§ **Data supplied**:
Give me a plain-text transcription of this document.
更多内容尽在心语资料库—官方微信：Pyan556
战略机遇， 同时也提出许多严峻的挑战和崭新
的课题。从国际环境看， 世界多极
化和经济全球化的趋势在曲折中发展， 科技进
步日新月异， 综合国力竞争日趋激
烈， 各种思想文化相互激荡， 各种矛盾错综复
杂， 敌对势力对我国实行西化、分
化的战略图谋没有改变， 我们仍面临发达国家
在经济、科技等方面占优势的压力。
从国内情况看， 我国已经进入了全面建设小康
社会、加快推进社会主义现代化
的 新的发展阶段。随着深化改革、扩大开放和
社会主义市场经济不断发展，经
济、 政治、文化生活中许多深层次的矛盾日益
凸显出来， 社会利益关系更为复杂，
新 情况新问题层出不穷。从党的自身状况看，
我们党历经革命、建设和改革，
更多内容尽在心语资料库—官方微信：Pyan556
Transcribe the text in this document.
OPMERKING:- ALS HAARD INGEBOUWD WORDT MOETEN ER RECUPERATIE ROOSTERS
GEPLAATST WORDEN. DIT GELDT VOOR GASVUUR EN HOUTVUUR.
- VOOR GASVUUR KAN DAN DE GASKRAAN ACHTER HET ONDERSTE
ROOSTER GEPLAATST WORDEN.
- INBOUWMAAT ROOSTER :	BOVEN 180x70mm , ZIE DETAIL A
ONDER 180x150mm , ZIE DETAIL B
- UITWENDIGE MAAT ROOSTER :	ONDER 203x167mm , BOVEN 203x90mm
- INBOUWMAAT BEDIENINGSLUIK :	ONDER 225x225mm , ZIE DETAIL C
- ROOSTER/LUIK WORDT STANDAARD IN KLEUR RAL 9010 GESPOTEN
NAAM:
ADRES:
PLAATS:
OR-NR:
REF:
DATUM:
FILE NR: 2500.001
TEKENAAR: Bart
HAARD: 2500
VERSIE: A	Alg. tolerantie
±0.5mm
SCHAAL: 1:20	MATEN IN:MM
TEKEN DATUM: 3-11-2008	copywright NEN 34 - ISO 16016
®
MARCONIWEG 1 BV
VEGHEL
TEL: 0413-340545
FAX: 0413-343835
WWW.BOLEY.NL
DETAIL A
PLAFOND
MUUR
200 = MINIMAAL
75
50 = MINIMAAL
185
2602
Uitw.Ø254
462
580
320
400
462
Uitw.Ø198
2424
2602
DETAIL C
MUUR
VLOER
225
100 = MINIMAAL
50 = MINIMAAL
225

§ **Exercise directions**: Send back each record exactly as it stands.

§ **Complete response**:
Give me a plain-text transcription of this document.
更多内容尽在心语资料库—官方微信：Pyan556
战略机遇， 同时也提出许多严峻的挑战和崭新
的课题。从国际环境看， 世界多极
化和经济全球化的趋势在曲折中发展， 科技进
步日新月异， 综合国力竞争日趋激
烈， 各种思想文化相互激荡， 各种矛盾错综复
杂， 敌对势力对我国实行西化、分
化的战略图谋没有改变， 我们仍面临发达国家
在经济、科技等方面占优势的压力。
从国内情况看， 我国已经进入了全面建设小康
社会、加快推进社会主义现代化
的 新的发展阶段。随着深化改革、扩大开放和
社会主义市场经济不断发展，经
济、 政治、文化生活中许多深层次的矛盾日益
凸显出来， 社会利益关系更为复杂，
新 情况新问题层出不穷。从党的自身状况看，
我们党历经革命、建设和改革，
更多内容尽在心语资料库—官方微信：Pyan556
Transcribe the text in this document.
OPMERKING:- ALS HAARD INGEBOUWD WORDT MOETEN ER RECUPERATIE ROOSTERS
GEPLAATST WORDEN. DIT GELDT VOOR GASVUUR EN HOUTVUUR.
- VOOR GASVUUR KAN DAN DE GASKRAAN ACHTER HET ONDERSTE
ROOSTER GEPLAATST WORDEN.
- INBOUWMAAT ROOSTER :	BOVEN 180x70mm , ZIE DETAIL A
ONDER 180x150mm , ZIE DETAIL B
- UITWENDIGE MAAT ROOSTER :	ONDER 203x167mm , BOVEN 203x90mm
- INBOUWMAAT BEDIENINGSLUIK :	ONDER 225x225mm , ZIE DETAIL C
- ROOSTER/LUIK WORDT STANDAARD IN KLEUR RAL 9010 GESPOTEN
NAAM:
ADRES:
PLAATS:
OR-NR:
REF:
DATUM:
FILE NR: 2500.001
TEKENAAR: Bart
HAARD: 2500
VERSIE: A	Alg. tolerantie
±0.5mm
SCHAAL: 1:20	MATEN IN:MM
TEKEN DATUM: 3-11-2008	copywright NEN 34 - ISO 16016
®
MARCONIWEG 1 BV
VEGHEL
TEL: 0413-340545
FAX: 0413-343835
WWW.BOLEY.NL
DETAIL A
PLAFOND
MUUR
200 = MINIMAAL
75
50 = MINIMAAL
185
2602
Uitw.Ø254
462
580
320
400
462
Uitw.Ø198
2424
2602
DETAIL C
MUUR
VLOER
225
100 = MINIMAAL
50 = MINIMAAL
225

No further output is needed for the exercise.